What to work on
Could you give the data below again, exactly and completely?

Record extracts
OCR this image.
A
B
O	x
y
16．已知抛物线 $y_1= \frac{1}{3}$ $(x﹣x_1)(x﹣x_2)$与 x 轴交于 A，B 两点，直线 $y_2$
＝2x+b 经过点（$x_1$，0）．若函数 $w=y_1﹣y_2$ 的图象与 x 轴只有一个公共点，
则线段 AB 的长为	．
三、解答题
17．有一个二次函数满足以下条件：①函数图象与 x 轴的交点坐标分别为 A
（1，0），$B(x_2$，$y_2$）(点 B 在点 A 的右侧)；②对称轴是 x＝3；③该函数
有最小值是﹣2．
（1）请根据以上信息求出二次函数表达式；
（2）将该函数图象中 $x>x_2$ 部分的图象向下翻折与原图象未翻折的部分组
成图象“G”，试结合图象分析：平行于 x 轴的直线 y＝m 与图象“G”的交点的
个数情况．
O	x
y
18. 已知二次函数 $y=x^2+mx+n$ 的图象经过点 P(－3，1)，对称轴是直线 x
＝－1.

Answer in full
OCR this image.
A
B
O	x
y
16．已知抛物线 $y_1= \frac{1}{3}$ $(x﹣x_1)(x﹣x_2)$与 x 轴交于 A，B 两点，直线 $y_2$
＝2x+b 经过点（$x_1$，0）．若函数 $w=y_1﹣y_2$ 的图象与 x 轴只有一个公共点，
则线段 AB 的长为	．
三、解答题
17．有一个二次函数满足以下条件：①函数图象与 x 轴的交点坐标分别为 A
（1，0），$B(x_2$，$y_2$）(点 B 在点 A 的右侧)；②对称轴是 x＝3；③该函数
有最小值是﹣2．
（1）请根据以上信息求出二次函数表达式；
（2）将该函数图象中 $x>x_2$ 部分的图象向下翻折与原图象未翻折的部分组
成图象“G”，试结合图象分析：平行于 x 轴的直线 y＝m 与图象“G”的交点的
个数情况．
O	x
y
18. 已知二次函数 $y=x^2+mx+n$ 的图象经过点 P(－3，1)，对称轴是直线 x
＝－1.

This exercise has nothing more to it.